• Stated task: Retype every entry in its entirety, without alteration.

• Material to process:

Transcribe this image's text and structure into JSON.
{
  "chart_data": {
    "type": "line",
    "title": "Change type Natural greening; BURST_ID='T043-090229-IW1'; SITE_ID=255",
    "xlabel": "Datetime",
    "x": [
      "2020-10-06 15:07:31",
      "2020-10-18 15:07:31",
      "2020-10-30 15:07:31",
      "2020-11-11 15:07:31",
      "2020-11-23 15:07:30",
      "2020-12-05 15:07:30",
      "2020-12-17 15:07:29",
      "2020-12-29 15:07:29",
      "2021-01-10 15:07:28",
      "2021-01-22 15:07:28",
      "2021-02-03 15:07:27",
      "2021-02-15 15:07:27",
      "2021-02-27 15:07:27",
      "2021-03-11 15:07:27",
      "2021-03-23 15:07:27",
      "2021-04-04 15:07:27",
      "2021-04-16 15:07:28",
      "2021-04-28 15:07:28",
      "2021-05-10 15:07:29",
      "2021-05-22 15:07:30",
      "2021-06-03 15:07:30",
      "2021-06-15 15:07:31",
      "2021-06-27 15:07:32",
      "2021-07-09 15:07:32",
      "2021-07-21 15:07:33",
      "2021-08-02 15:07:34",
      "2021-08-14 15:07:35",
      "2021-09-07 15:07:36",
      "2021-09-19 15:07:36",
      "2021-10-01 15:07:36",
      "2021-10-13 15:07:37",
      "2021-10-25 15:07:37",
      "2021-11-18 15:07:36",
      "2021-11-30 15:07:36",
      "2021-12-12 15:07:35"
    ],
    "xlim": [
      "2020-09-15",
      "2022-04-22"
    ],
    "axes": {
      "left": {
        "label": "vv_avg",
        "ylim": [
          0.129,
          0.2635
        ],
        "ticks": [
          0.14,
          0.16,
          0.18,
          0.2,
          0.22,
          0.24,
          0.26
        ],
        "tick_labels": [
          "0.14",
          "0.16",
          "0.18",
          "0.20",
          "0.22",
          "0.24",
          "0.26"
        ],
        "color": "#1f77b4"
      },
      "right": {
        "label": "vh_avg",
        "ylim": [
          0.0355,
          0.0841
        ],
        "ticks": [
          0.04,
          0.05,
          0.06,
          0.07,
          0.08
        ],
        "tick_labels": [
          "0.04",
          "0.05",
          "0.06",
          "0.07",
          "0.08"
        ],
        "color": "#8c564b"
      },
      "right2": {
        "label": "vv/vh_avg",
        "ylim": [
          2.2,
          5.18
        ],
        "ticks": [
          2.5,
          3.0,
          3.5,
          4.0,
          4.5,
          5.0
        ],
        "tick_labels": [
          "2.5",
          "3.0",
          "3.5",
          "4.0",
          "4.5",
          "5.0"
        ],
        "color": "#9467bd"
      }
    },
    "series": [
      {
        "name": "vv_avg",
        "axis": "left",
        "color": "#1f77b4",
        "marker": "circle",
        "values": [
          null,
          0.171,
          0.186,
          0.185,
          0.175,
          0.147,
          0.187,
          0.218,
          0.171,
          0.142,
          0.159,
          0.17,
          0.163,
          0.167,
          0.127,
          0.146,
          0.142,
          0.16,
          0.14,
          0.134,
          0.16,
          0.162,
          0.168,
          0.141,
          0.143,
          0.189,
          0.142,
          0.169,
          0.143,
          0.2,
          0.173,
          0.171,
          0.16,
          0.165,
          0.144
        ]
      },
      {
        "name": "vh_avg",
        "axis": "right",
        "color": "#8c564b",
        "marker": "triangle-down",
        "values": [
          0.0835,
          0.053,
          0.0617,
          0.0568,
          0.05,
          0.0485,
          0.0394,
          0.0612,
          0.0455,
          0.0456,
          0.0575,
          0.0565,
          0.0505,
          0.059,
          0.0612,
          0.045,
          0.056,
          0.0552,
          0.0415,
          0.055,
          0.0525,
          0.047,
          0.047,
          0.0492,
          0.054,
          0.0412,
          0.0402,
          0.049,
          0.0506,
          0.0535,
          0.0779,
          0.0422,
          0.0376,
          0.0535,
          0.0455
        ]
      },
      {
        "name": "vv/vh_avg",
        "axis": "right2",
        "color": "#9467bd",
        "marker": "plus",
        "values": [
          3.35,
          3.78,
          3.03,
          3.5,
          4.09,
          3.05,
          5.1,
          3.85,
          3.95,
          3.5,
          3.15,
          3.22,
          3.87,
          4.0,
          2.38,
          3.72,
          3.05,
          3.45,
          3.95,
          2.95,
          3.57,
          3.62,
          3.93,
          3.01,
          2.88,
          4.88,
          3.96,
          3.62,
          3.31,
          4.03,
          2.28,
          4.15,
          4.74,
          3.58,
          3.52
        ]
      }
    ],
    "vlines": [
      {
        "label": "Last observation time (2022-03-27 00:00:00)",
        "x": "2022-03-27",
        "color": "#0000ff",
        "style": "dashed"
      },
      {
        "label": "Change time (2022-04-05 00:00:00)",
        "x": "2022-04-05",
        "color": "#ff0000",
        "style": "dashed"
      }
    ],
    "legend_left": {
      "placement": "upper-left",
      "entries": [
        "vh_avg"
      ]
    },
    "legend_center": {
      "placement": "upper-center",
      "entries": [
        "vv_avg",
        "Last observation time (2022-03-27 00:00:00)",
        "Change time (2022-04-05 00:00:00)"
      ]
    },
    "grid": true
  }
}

• Written answer:
Transcribe this image's text and structure into JSON.
{
  "chart_data": {
    "type": "line",
    "title": "Change type Natural greening; BURST_ID='T043-090229-IW1'; SITE_ID=255",
    "xlabel": "Datetime",
    "x": [
      "2020-10-06 15:07:31",
      "2020-10-18 15:07:31",
      "2020-10-30 15:07:31",
      "2020-11-11 15:07:31",
      "2020-11-23 15:07:30",
      "2020-12-05 15:07:30",
      "2020-12-17 15:07:29",
      "2020-12-29 15:07:29",
      "2021-01-10 15:07:28",
      "2021-01-22 15:07:28",
      "2021-02-03 15:07:27",
      "2021-02-15 15:07:27",
      "2021-02-27 15:07:27",
      "2021-03-11 15:07:27",
      "2021-03-23 15:07:27",
      "2021-04-04 15:07:27",
      "2021-04-16 15:07:28",
      "2021-04-28 15:07:28",
      "2021-05-10 15:07:29",
      "2021-05-22 15:07:30",
      "2021-06-03 15:07:30",
      "2021-06-15 15:07:31",
      "2021-06-27 15:07:32",
      "2021-07-09 15:07:32",
      "2021-07-21 15:07:33",
      "2021-08-02 15:07:34",
      "2021-08-14 15:07:35",
      "2021-09-07 15:07:36",
      "2021-09-19 15:07:36",
      "2021-10-01 15:07:36",
      "2021-10-13 15:07:37",
      "2021-10-25 15:07:37",
      "2021-11-18 15:07:36",
      "2021-11-30 15:07:36",
      "2021-12-12 15:07:35"
    ],
    "xlim": [
      "2020-09-15",
      "2022-04-22"
    ],
    "axes": {
      "left": {
        "label": "vv_avg",
        "ylim": [
          0.129,
          0.2635
        ],
        "ticks": [
          0.14,
          0.16,
          0.18,
          0.2,
          0.22,
          0.24,
          0.26
        ],
        "tick_labels": [
          "0.14",
          "0.16",
          "0.18",
          "0.20",
          "0.22",
          "0.24",
          "0.26"
        ],
        "color": "#1f77b4"
      },
      "right": {
        "label": "vh_avg",
        "ylim": [
          0.0355,
          0.0841
        ],
        "ticks": [
          0.04,
          0.05,
          0.06,
          0.07,
          0.08
        ],
        "tick_labels": [
          "0.04",
          "0.05",
          "0.06",
          "0.07",
          "0.08"
        ],
        "color": "#8c564b"
      },
      "right2": {
        "label": "vv/vh_avg",
        "ylim": [
          2.2,
          5.18
        ],
        "ticks": [
          2.5,
          3.0,
          3.5,
          4.0,
          4.5,
          5.0
        ],
        "tick_labels": [
          "2.5",
          "3.0",
          "3.5",
          "4.0",
          "4.5",
          "5.0"
        ],
        "color": "#9467bd"
      }
    },
    "series": [
      {
        "name": "vv_avg",
        "axis": "left",
        "color": "#1f77b4",
        "marker": "circle",
        "values": [
          null,
          0.171,
          0.186,
          0.185,
          0.175,
          0.147,
          0.187,
          0.218,
          0.171,
          0.142,
          0.159,
          0.17,
          0.163,
          0.167,
          0.127,
          0.146,
          0.142,
          0.16,
          0.14,
          0.134,
          0.16,
          0.162,
          0.168,
          0.141,
          0.143,
          0.189,
          0.142,
          0.169,
          0.143,
          0.2,
          0.173,
          0.171,
          0.16,
          0.165,
          0.144
        ]
      },
      {
        "name": "vh_avg",
        "axis": "right",
        "color": "#8c564b",
        "marker": "triangle-down",
        "values": [
          0.0835,
          0.053,
          0.0617,
          0.0568,
          0.05,
          0.0485,
          0.0394,
          0.0612,
          0.0455,
          0.0456,
          0.0575,
          0.0565,
          0.0505,
          0.059,
          0.0612,
          0.045,
          0.056,
          0.0552,
          0.0415,
          0.055,
          0.0525,
          0.047,
          0.047,
          0.0492,
          0.054,
          0.0412,
          0.0402,
          0.049,
          0.0506,
          0.0535,
          0.0779,
          0.0422,
          0.0376,
          0.0535,
          0.0455
        ]
      },
      {
        "name": "vv/vh_avg",
        "axis": "right2",
        "color": "#9467bd",
        "marker": "plus",
        "values": [
          3.35,
          3.78,
          3.03,
          3.5,
          4.09,
          3.05,
          5.1,
          3.85,
          3.95,
          3.5,
          3.15,
          3.22,
          3.87,
          4.0,
          2.38,
          3.72,
          3.05,
          3.45,
          3.95,
          2.95,
          3.57,
          3.62,
          3.93,
          3.01,
          2.88,
          4.88,
          3.96,
          3.62,
          3.31,
          4.03,
          2.28,
          4.15,
          4.74,
          3.58,
          3.52
        ]
      }
    ],
    "vlines": [
      {
        "label": "Last observation time (2022-03-27 00:00:00)",
        "x": "2022-03-27",
        "color": "#0000ff",
        "style": "dashed"
      },
      {
        "label": "Change time (2022-04-05 00:00:00)",
        "x": "2022-04-05",
        "color": "#ff0000",
        "style": "dashed"
      }
    ],
    "legend_left": {
      "placement": "upper-left",
      "entries": [
        "vh_avg"
      ]
    },
    "legend_center": {
      "placement": "upper-center",
      "entries": [
        "vv_avg",
        "Last observation time (2022-03-27 00:00:00)",
        "Change time (2022-04-05 00:00:00)"
      ]
    },
    "grid": true
  }
}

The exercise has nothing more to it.